Records from a collection:
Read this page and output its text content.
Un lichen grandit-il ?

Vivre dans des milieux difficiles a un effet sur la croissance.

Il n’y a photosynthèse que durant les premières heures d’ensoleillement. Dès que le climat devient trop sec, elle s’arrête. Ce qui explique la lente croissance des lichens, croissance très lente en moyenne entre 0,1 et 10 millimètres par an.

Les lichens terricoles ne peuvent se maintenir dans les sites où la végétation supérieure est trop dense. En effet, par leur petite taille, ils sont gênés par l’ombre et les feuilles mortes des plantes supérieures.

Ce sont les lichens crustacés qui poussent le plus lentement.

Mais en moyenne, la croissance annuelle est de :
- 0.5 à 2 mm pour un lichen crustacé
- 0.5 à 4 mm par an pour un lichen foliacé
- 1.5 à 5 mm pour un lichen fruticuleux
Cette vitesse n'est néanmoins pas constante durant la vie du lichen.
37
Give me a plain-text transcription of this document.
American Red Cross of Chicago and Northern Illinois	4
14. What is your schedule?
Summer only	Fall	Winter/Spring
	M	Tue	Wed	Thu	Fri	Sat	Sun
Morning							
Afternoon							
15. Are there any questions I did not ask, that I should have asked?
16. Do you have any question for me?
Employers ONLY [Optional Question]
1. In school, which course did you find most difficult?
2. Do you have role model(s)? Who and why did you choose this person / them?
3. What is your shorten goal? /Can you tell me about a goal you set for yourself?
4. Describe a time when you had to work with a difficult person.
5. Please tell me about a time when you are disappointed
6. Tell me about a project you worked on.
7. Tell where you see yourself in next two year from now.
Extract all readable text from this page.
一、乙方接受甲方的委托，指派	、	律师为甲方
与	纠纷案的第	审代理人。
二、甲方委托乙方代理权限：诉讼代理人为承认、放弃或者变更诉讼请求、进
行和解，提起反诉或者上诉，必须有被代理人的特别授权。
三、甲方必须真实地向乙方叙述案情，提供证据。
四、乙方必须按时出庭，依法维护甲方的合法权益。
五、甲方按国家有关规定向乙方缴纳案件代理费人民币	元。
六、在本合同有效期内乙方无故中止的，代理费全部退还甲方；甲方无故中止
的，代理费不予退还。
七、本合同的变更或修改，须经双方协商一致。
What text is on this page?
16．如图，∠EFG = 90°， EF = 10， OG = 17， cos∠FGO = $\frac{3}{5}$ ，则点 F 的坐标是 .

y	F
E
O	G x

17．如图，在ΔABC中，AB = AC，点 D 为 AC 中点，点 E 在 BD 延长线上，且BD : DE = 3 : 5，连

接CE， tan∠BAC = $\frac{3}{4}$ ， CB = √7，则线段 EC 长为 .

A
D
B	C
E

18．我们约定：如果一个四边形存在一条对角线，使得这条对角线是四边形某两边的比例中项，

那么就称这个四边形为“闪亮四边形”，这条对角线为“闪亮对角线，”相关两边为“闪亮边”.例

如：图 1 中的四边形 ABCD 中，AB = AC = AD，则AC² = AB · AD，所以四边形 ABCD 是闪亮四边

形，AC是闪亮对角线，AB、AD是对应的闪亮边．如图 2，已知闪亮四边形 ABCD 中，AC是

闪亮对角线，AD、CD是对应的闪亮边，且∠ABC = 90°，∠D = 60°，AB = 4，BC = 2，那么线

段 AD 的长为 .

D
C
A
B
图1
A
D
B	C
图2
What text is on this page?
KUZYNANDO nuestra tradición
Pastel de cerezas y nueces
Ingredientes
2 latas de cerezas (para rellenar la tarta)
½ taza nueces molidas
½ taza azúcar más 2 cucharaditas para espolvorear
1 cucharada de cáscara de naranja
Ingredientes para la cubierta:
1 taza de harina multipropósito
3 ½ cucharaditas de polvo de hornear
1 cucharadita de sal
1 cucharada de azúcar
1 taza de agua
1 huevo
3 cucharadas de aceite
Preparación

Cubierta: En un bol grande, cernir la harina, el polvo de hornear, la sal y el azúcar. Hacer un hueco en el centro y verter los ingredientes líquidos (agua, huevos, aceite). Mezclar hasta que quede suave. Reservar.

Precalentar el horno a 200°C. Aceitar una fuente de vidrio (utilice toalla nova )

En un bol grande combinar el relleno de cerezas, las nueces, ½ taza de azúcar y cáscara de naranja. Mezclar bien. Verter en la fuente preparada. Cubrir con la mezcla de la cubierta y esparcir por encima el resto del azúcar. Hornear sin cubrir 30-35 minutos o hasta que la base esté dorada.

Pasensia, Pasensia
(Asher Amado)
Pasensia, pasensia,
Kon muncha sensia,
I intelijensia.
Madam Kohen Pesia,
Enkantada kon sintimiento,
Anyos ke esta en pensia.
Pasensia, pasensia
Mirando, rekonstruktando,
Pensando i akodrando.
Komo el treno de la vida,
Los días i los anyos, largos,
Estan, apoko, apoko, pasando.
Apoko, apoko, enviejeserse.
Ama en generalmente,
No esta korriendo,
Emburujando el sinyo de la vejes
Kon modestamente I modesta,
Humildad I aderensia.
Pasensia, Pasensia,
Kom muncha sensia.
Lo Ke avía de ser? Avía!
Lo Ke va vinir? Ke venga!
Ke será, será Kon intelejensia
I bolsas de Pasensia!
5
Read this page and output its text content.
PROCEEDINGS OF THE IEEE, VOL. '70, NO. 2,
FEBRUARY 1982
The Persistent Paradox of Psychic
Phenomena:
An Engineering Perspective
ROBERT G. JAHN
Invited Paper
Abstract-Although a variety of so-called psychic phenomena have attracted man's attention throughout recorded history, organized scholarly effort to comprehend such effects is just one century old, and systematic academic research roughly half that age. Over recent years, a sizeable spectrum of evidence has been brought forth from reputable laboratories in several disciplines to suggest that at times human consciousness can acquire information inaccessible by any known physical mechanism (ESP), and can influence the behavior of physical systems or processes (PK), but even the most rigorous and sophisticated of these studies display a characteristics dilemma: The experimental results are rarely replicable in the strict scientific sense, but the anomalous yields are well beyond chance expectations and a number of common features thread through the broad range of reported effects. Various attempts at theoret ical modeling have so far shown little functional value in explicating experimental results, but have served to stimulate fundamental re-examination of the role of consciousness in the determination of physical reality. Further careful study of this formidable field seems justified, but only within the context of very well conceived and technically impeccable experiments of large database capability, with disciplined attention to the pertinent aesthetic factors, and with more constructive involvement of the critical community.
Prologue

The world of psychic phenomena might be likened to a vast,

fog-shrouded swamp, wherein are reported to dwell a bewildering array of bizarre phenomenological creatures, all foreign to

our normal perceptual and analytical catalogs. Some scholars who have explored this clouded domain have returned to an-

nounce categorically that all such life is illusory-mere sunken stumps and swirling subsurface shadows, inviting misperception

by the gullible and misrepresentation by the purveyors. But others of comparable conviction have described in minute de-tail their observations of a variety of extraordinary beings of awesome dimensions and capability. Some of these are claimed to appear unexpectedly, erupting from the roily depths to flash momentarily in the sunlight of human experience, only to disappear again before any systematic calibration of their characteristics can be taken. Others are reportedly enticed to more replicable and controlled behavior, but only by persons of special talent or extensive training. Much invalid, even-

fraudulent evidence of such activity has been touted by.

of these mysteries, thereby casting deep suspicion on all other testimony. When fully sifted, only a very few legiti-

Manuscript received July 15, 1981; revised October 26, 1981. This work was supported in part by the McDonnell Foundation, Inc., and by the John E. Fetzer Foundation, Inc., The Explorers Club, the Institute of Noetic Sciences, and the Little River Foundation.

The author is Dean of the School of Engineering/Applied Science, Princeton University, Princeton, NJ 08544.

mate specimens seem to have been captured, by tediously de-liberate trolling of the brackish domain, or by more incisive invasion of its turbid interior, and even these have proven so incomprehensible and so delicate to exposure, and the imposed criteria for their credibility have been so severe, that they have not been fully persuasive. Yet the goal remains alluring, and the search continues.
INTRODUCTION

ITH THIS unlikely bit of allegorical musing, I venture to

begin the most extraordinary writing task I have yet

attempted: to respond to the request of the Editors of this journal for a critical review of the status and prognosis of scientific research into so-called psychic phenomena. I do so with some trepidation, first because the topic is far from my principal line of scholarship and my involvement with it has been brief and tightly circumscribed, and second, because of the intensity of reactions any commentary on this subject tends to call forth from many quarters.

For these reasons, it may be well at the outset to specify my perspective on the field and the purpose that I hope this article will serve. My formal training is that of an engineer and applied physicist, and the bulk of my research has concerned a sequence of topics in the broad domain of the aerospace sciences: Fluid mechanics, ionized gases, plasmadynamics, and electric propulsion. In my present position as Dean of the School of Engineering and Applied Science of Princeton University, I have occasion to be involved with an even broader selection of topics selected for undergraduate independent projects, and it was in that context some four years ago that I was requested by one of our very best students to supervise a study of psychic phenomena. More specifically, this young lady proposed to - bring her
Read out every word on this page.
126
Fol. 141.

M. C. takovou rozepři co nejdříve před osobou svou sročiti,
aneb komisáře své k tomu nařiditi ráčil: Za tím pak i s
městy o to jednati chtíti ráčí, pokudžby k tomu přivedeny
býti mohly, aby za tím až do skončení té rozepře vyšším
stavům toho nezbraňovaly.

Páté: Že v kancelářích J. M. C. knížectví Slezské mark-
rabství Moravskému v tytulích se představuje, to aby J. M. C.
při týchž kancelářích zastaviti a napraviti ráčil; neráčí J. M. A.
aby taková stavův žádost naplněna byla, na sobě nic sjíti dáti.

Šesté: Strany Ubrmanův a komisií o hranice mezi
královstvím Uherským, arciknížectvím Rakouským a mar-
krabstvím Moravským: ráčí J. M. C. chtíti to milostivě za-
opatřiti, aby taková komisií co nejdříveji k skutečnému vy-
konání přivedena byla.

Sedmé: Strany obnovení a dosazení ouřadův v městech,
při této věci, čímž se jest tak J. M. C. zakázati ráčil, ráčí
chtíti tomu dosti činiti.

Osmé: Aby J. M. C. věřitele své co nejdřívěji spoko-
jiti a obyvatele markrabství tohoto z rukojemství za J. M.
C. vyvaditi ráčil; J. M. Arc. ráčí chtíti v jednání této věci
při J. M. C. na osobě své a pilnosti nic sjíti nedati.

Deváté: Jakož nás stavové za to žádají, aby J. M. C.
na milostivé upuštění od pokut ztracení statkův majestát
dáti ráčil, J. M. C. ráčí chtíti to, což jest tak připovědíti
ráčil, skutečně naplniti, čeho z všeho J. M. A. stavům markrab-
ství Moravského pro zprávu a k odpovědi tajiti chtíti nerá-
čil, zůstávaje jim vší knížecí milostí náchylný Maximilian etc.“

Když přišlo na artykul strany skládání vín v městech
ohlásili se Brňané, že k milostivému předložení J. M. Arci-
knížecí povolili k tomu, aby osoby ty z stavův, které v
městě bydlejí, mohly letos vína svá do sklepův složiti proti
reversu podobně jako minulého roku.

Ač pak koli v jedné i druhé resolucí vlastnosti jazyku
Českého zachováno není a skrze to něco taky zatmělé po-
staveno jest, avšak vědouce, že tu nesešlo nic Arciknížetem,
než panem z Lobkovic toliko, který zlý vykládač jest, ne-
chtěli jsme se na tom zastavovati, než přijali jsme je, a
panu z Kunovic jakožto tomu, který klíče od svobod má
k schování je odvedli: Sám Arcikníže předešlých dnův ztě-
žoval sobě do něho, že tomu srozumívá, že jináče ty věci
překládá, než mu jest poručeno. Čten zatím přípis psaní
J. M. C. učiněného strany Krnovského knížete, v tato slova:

-- What you need to do --
Using the entries above, state how many lines include the word "yourself", with no other words.

-- In response --
2